**Exercise requirements:** The records underneath are to be repeated exactly, with the pictures left out.
--- begin Information supplied ---
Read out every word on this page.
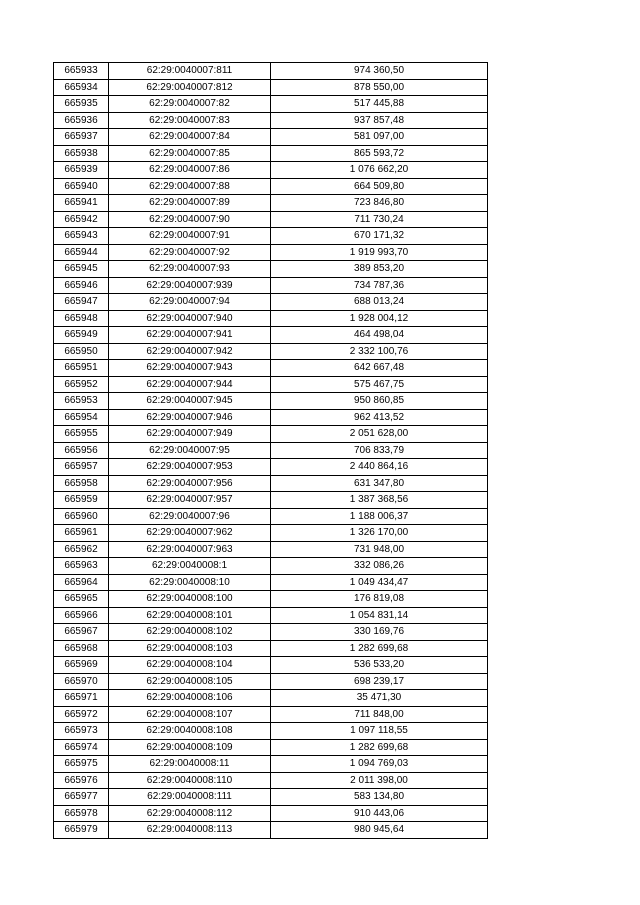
665933	62:29:0040007:811	974 360,50
665934	62:29:0040007:812	878 550,00
665935	62:29:0040007:82	517 445,88
665936	62:29:0040007:83	937 857,48
665937	62:29:0040007:84	581 097,00
665938	62:29:0040007:85	865 593,72
665939	62:29:0040007:86	1 076 662,20
665940	62:29:0040007:88	664 509,80
665941	62:29:0040007:89	723 846,80
665942	62:29:0040007:90	711 730,24
665943	62:29:0040007:91	670 171,32
665944	62:29:0040007:92	1 919 993,70
665945	62:29:0040007:93	389 853,20
665946	62:29:0040007:939	734 787,36
665947	62:29:0040007:94	688 013,24
665948	62:29:0040007:940	1 928 004,12
665949	62:29:0040007:941	464 498,04
665950	62:29:0040007:942	2 332 100,76
665951	62:29:0040007:943	642 667,48
665952	62:29:0040007:944	575 467,75
665953	62:29:0040007:945	950 860,85
665954	62:29:0040007:946	962 413,52
665955	62:29:0040007:949	2 051 628,00
665956	62:29:0040007:95	706 833,79
665957	62:29:0040007:953	2 440 864,16
665958	62:29:0040007:956	631 347,80
665959	62:29:0040007:957	1 387 368,56
665960	62:29:0040007:96	1 188 006,37
665961	62:29:0040007:962	1 326 170,00
665962	62:29:0040007:963	731 948,00
665963	62:29:0040008:1	332 086,26
665964	62:29:0040008:10	1 049 434,47
665965	62:29:0040008:100	176 819,08
665966	62:29:0040008:101	1 054 831,14
665967	62:29:0040008:102	330 169,76
665968	62:29:0040008:103	1 282 699,68
665969	62:29:0040008:104	536 533,20
665970	62:29:0040008:105	698 239,17
665971	62:29:0040008:106	35 471,30
665972	62:29:0040008:107	711 848,00
665973	62:29:0040008:108	1 097 118,55
665974	62:29:0040008:109	1 282 699,68
665975	62:29:0040008:11	1 094 769,03
665976	62:29:0040008:110	2 011 398,00
665977	62:29:0040008:111	583 134,80
665978	62:29:0040008:112	910 443,06
665979	62:29:0040008:113	980 945,64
--- end Information supplied ---
**Answer to this problem:**
Read out every word on this page.
665933	62:29:0040007:811	974 360,50
665934	62:29:0040007:812	878 550,00
665935	62:29:0040007:82	517 445,88
665936	62:29:0040007:83	937 857,48
665937	62:29:0040007:84	581 097,00
665938	62:29:0040007:85	865 593,72
665939	62:29:0040007:86	1 076 662,20
665940	62:29:0040007:88	664 509,80
665941	62:29:0040007:89	723 846,80
665942	62:29:0040007:90	711 730,24
665943	62:29:0040007:91	670 171,32
665944	62:29:0040007:92	1 919 993,70
665945	62:29:0040007:93	389 853,20
665946	62:29:0040007:939	734 787,36
665947	62:29:0040007:94	688 013,24
665948	62:29:0040007:940	1 928 004,12
665949	62:29:0040007:941	464 498,04
665950	62:29:0040007:942	2 332 100,76
665951	62:29:0040007:943	642 667,48
665952	62:29:0040007:944	575 467,75
665953	62:29:0040007:945	950 860,85
665954	62:29:0040007:946	962 413,52
665955	62:29:0040007:949	2 051 628,00
665956	62:29:0040007:95	706 833,79
665957	62:29:0040007:953	2 440 864,16
665958	62:29:0040007:956	631 347,80
665959	62:29:0040007:957	1 387 368,56
665960	62:29:0040007:96	1 188 006,37
665961	62:29:0040007:962	1 326 170,00
665962	62:29:0040007:963	731 948,00
665963	62:29:0040008:1	332 086,26
665964	62:29:0040008:10	1 049 434,47
665965	62:29:0040008:100	176 819,08
665966	62:29:0040008:101	1 054 831,14
665967	62:29:0040008:102	330 169,76
665968	62:29:0040008:103	1 282 699,68
665969	62:29:0040008:104	536 533,20
665970	62:29:0040008:105	698 239,17
665971	62:29:0040008:106	35 471,30
665972	62:29:0040008:107	711 848,00
665973	62:29:0040008:108	1 097 118,55
665974	62:29:0040008:109	1 282 699,68
665975	62:29:0040008:11	1 094 769,03
665976	62:29:0040008:110	2 011 398,00
665977	62:29:0040008:111	583 134,80
665978	62:29:0040008:112	910 443,06
665979	62:29:0040008:113	980 945,64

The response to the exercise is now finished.